Dataset entries:
· · ·

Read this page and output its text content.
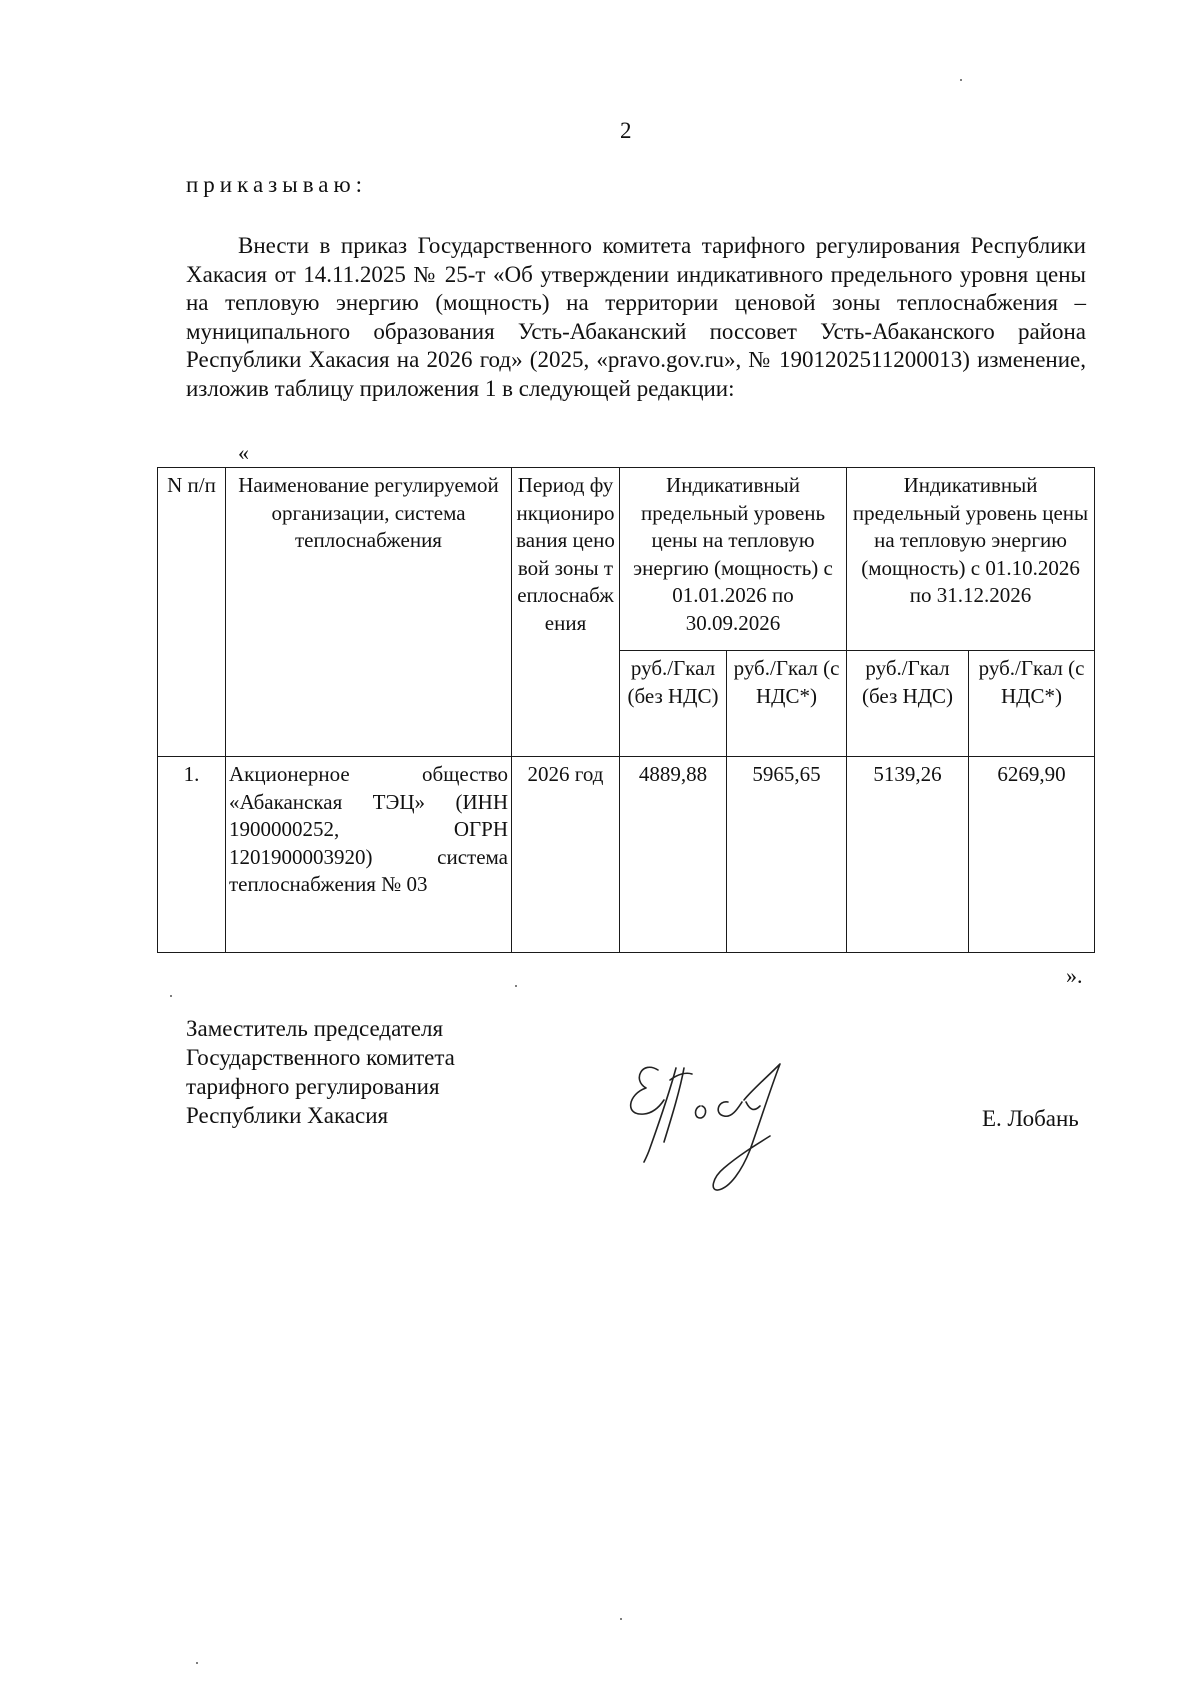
2
приказываю:
Внести в приказ Государственного комитета тарифного регулирования Республики Хакасия от 14.11.2025 № 25-т «Об утверждении индикативного предельного уровня цены на тепловую энергию (мощность) на территории ценовой зоны теплоснабжения – муниципального образования Усть-Абаканский поссовет Усть-Абаканского района Республики Хакасия на 2026 год» (2025, «pravo.gov.ru», № 1901202511200013) изменение, изложив таблицу приложения 1 в следующей редакции:
«
N п/п	Наименование регулируемой организации, система теплоснабжения	Период функционирования ценовой зоны теплоснабжения	Индикативный предельный уровень цены на тепловую энергию (мощность) с 01.01.2026 по 30.09.2026		Индикативный предельный уровень цены на тепловую энергию (мощность) с 01.10.2026 по 31.12.2026	
			руб./Гкал (без НДС)	руб./Гкал (с НДС*)	руб./Гкал (без НДС)	руб./Гкал (с НДС*)
1.	Акционерное общество «Абаканская ТЭЦ» (ИНН 1900000252, ОГРН 1201900003920) система теплоснабжения № 03	2026 год	4889,88	5965,65	5139,26	6269,90
».
Заместитель председателя
Государственного комитета
тарифного регулирования
Республики Хакасия	Е. Лобань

· · ·

**Set exercise**
Copy out each line of the records that holds the string "регулирования".

**Exercise response**
Внести в приказ Государственного комитета тарифного регулирования Республики Хакасия от 14.11.2025 № 25-т «Об утверждении индикативного предельного уровня цены на тепловую энергию (мощность) на территории ценовой зоны теплоснабжения – муниципального образования Усть-Абаканский поссовет Усть-Абаканского района Республики Хакасия на 2026 год» (2025, «pravo.gov.ru», № 1901202511200013) изменение, изложив таблицу приложения 1 в следующей редакции:
тарифного регулирования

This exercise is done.